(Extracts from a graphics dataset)
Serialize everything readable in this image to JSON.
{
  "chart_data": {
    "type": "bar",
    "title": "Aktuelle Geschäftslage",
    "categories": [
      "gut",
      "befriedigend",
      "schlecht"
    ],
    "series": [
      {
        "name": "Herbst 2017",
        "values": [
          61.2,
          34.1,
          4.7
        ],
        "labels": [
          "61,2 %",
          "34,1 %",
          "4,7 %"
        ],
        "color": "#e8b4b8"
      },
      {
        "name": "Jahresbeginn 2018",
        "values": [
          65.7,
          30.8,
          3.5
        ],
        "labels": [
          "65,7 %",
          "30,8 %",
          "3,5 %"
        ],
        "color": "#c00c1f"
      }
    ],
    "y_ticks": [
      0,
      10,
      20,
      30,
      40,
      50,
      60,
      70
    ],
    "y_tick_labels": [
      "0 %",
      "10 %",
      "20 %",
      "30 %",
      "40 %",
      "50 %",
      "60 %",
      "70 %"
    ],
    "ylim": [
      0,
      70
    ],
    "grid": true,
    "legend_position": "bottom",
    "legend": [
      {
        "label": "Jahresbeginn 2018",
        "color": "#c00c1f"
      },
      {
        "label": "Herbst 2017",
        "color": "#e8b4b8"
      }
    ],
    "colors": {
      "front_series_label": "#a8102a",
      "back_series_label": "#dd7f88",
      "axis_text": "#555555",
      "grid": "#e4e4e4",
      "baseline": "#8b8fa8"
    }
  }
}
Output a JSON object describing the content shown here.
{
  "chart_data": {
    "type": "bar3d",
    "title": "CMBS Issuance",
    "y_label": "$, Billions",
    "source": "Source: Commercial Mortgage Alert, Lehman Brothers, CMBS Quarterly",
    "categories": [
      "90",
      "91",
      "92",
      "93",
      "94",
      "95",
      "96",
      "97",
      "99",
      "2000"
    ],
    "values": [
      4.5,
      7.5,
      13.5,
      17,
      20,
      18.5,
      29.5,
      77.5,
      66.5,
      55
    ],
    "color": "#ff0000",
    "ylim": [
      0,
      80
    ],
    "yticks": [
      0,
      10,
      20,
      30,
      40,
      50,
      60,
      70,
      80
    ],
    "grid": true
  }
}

Directions:
Make an exact copy of the listing, including every line.

Result of this exercise:
Serialize everything readable in this image to JSON.
{
  "chart_data": {
    "type": "bar",
    "title": "Aktuelle Geschäftslage",
    "categories": [
      "gut",
      "befriedigend",
      "schlecht"
    ],
    "series": [
      {
        "name": "Herbst 2017",
        "values": [
          61.2,
          34.1,
          4.7
        ],
        "labels": [
          "61,2 %",
          "34,1 %",
          "4,7 %"
        ],
        "color": "#e8b4b8"
      },
      {
        "name": "Jahresbeginn 2018",
        "values": [
          65.7,
          30.8,
          3.5
        ],
        "labels": [
          "65,7 %",
          "30,8 %",
          "3,5 %"
        ],
        "color": "#c00c1f"
      }
    ],
    "y_ticks": [
      0,
      10,
      20,
      30,
      40,
      50,
      60,
      70
    ],
    "y_tick_labels": [
      "0 %",
      "10 %",
      "20 %",
      "30 %",
      "40 %",
      "50 %",
      "60 %",
      "70 %"
    ],
    "ylim": [
      0,
      70
    ],
    "grid": true,
    "legend_position": "bottom",
    "legend": [
      {
        "label": "Jahresbeginn 2018",
        "color": "#c00c1f"
      },
      {
        "label": "Herbst 2017",
        "color": "#e8b4b8"
      }
    ],
    "colors": {
      "front_series_label": "#a8102a",
      "back_series_label": "#dd7f88",
      "axis_text": "#555555",
      "grid": "#e4e4e4",
      "baseline": "#8b8fa8"
    }
  }
}
Output a JSON object describing the content shown here.
{
  "chart_data": {
    "type": "bar3d",
    "title": "CMBS Issuance",
    "y_label": "$, Billions",
    "source": "Source: Commercial Mortgage Alert, Lehman Brothers, CMBS Quarterly",
    "categories": [
      "90",
      "91",
      "92",
      "93",
      "94",
      "95",
      "96",
      "97",
      "99",
      "2000"
    ],
    "values": [
      4.5,
      7.5,
      13.5,
      17,
      20,
      18.5,
      29.5,
      77.5,
      66.5,
      55
    ],
    "color": "#ff0000",
    "ylim": [
      0,
      80
    ],
    "yticks": [
      0,
      10,
      20,
      30,
      40,
      50,
      60,
      70,
      80
    ],
    "grid": true
  }
}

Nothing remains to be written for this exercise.